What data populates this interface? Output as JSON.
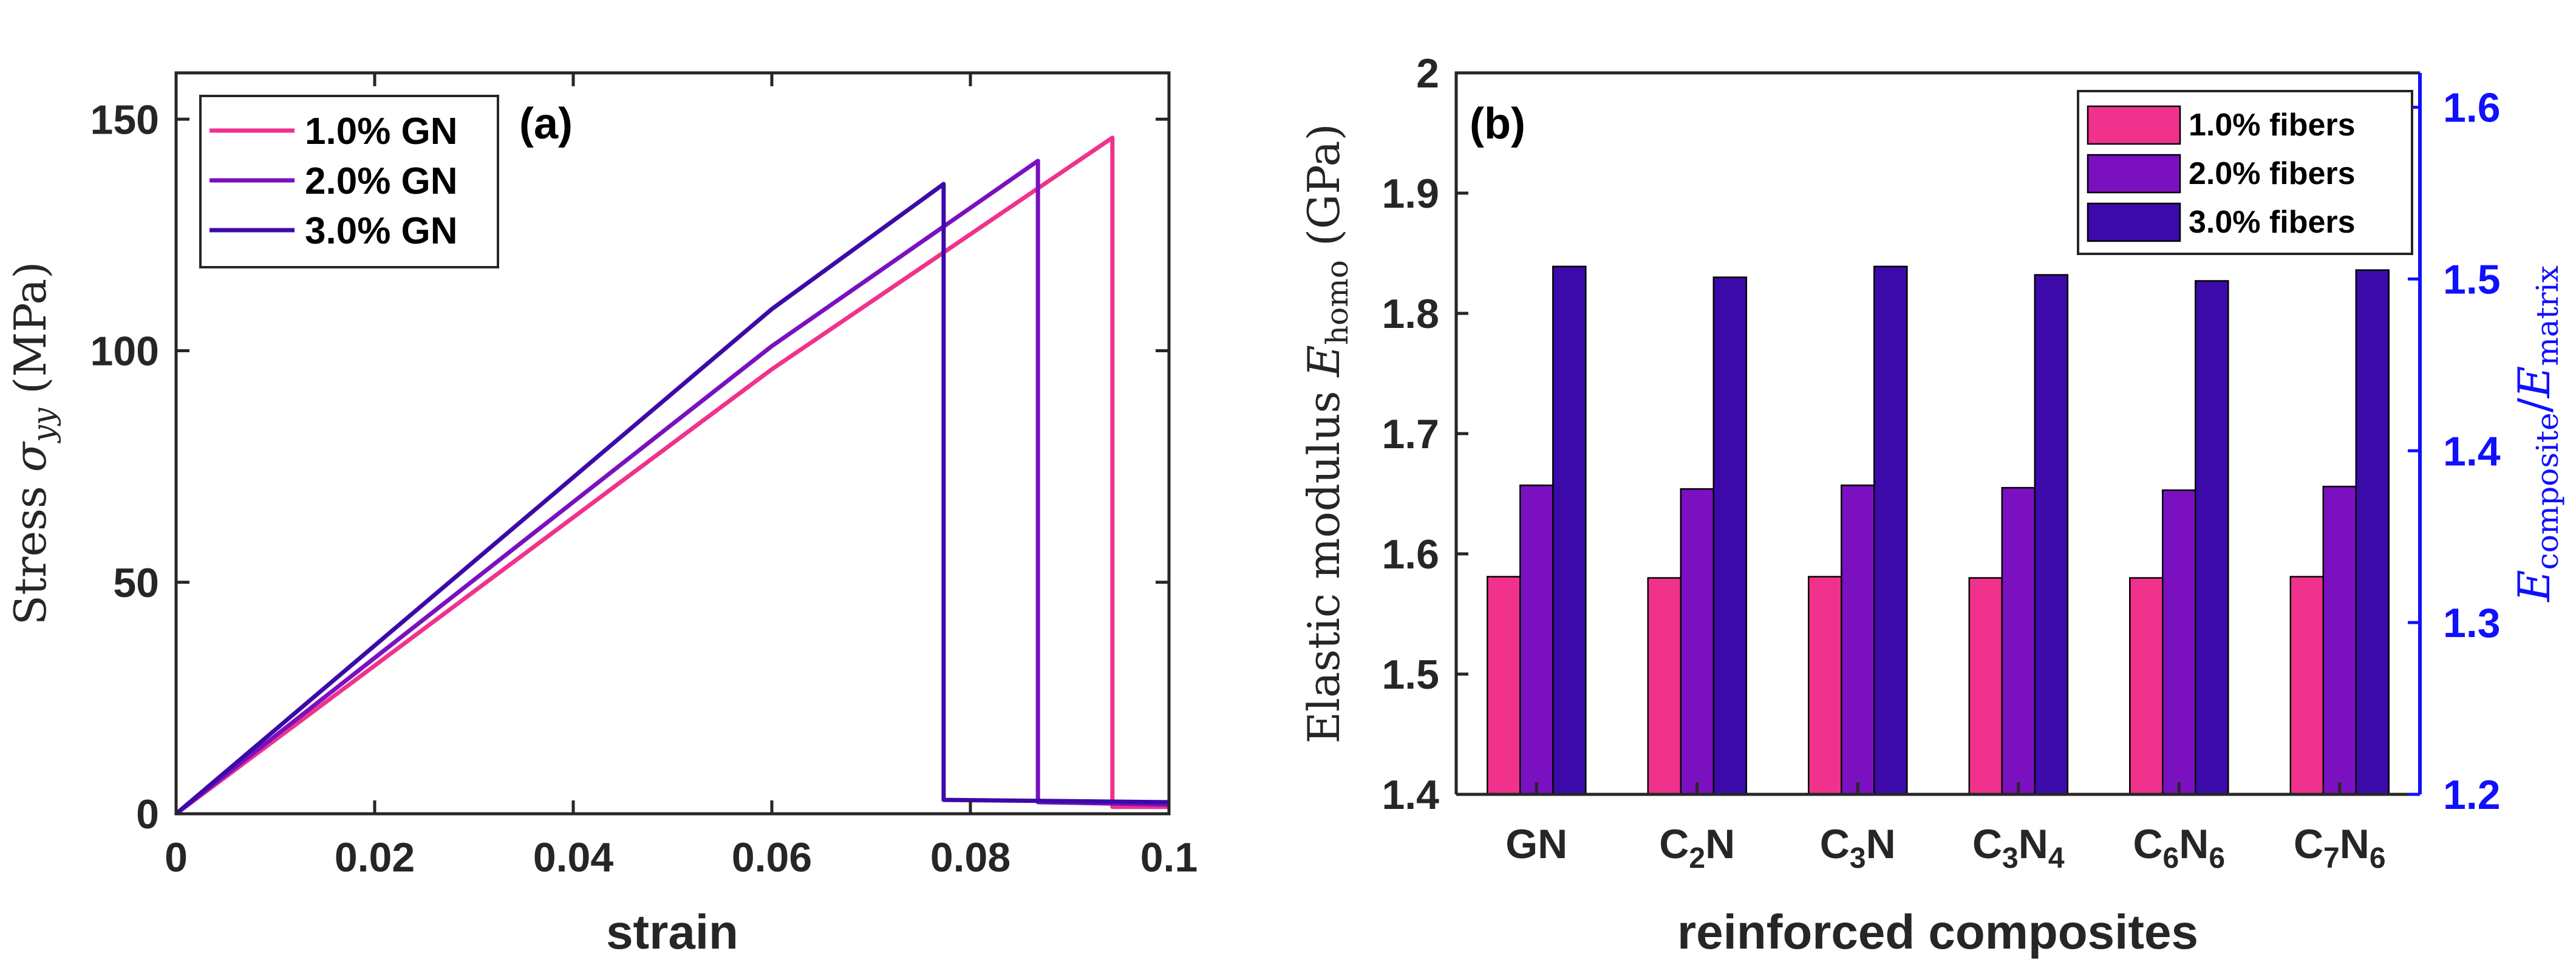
{
  "colors": {
    "series1": "#f0328c",
    "series2": "#7a10c0",
    "series3": "#3c0aa8",
    "axis": "#262626",
    "right_axis": "#1010ff"
  },
  "chart_data": [
    {
      "type": "line",
      "panel_label": "(a)",
      "xlabel": "strain",
      "ylabel_prefix": "Stress ",
      "ylabel_symbol": "σ",
      "ylabel_subscript": "yy",
      "ylabel_suffix": " (MPa)",
      "xlim": [
        0,
        0.1
      ],
      "ylim": [
        0,
        160
      ],
      "xticks": [
        0,
        0.02,
        0.04,
        0.06,
        0.08,
        0.1
      ],
      "xtick_labels": [
        "0",
        "0.02",
        "0.04",
        "0.06",
        "0.08",
        "0.1"
      ],
      "yticks": [
        0,
        50,
        100,
        150
      ],
      "ytick_labels": [
        "0",
        "50",
        "100",
        "150"
      ],
      "legend_position": "top-left",
      "series": [
        {
          "name": "1.0% GN",
          "x": [
            0,
            0.06,
            0.0943,
            0.0943,
            0.1
          ],
          "y": [
            0,
            96.0,
            146.0,
            1.5,
            1.5
          ]
        },
        {
          "name": "2.0% GN",
          "x": [
            0,
            0.06,
            0.0868,
            0.0868,
            0.1
          ],
          "y": [
            0,
            101.0,
            141.0,
            2.5,
            2.0
          ]
        },
        {
          "name": "3.0% GN",
          "x": [
            0,
            0.06,
            0.0773,
            0.0773,
            0.1
          ],
          "y": [
            0,
            109.0,
            136.0,
            3.0,
            2.5
          ]
        }
      ]
    },
    {
      "type": "bar",
      "panel_label": "(b)",
      "xlabel": "reinforced composites",
      "ylabel_prefix": "Elastic modulus ",
      "ylabel_symbol": "E",
      "ylabel_subscript": "homo",
      "ylabel_suffix": " (GPa)",
      "y2label_symbol1": "E",
      "y2label_subscript1": "composite",
      "y2label_mid": "/",
      "y2label_symbol2": "E",
      "y2label_subscript2": "matrix",
      "categories": [
        {
          "base1": "GN",
          "sub1": "",
          "base2": "",
          "sub2": ""
        },
        {
          "base1": "C",
          "sub1": "2",
          "base2": "N",
          "sub2": ""
        },
        {
          "base1": "C",
          "sub1": "3",
          "base2": "N",
          "sub2": ""
        },
        {
          "base1": "C",
          "sub1": "3",
          "base2": "N",
          "sub2": "4"
        },
        {
          "base1": "C",
          "sub1": "6",
          "base2": "N",
          "sub2": "6"
        },
        {
          "base1": "C",
          "sub1": "7",
          "base2": "N",
          "sub2": "6"
        }
      ],
      "ylim": [
        1.4,
        2.0
      ],
      "yticks": [
        1.4,
        1.5,
        1.6,
        1.7,
        1.8,
        1.9,
        2.0
      ],
      "ytick_labels": [
        "1.4",
        "1.5",
        "1.6",
        "1.7",
        "1.8",
        "1.9",
        "2"
      ],
      "y2lim": [
        1.2,
        1.62
      ],
      "y2ticks": [
        1.2,
        1.3,
        1.4,
        1.5,
        1.6
      ],
      "y2tick_labels": [
        "1.2",
        "1.3",
        "1.4",
        "1.5",
        "1.6"
      ],
      "legend_position": "top-right",
      "series": [
        {
          "name": "1.0% fibers",
          "values": [
            1.581,
            1.58,
            1.581,
            1.58,
            1.58,
            1.581
          ]
        },
        {
          "name": "2.0% fibers",
          "values": [
            1.657,
            1.654,
            1.657,
            1.655,
            1.653,
            1.656
          ]
        },
        {
          "name": "3.0% fibers",
          "values": [
            1.839,
            1.83,
            1.839,
            1.832,
            1.827,
            1.836
          ]
        }
      ]
    }
  ]
}
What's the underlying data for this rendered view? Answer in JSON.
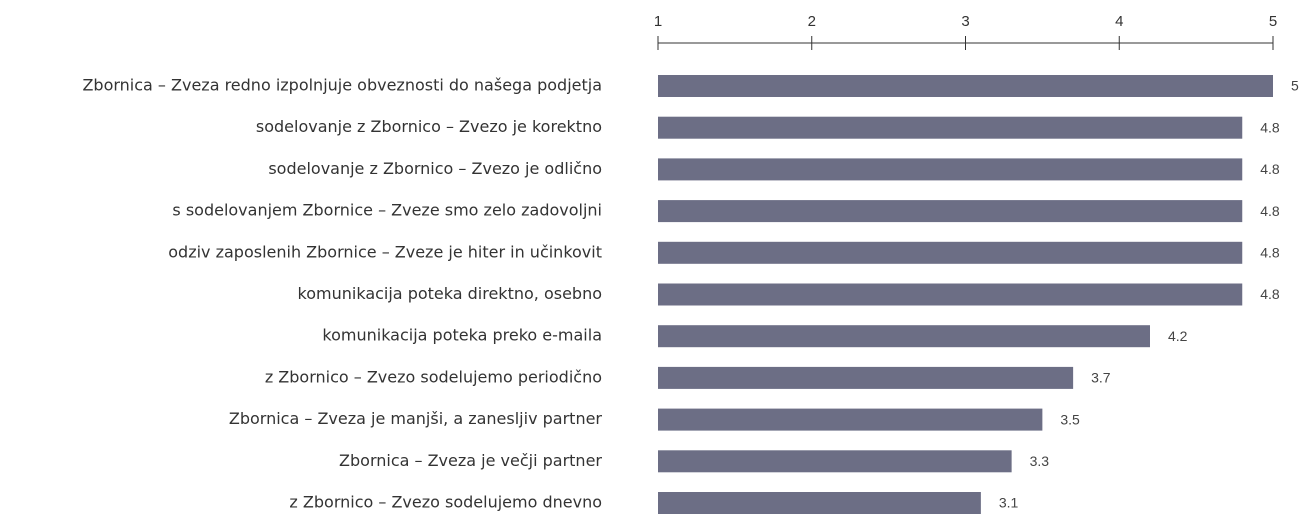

┄┄┄┄┄┄┄┄┄┄┄┄┄┄┄┄┄┄┄┄

## PROBLEM STATEMENT:
Among the entries, how many lines include the word "JSON"? Answer with a single number and nothing further.

## ANSWER FOR THIS EXERCISE:
2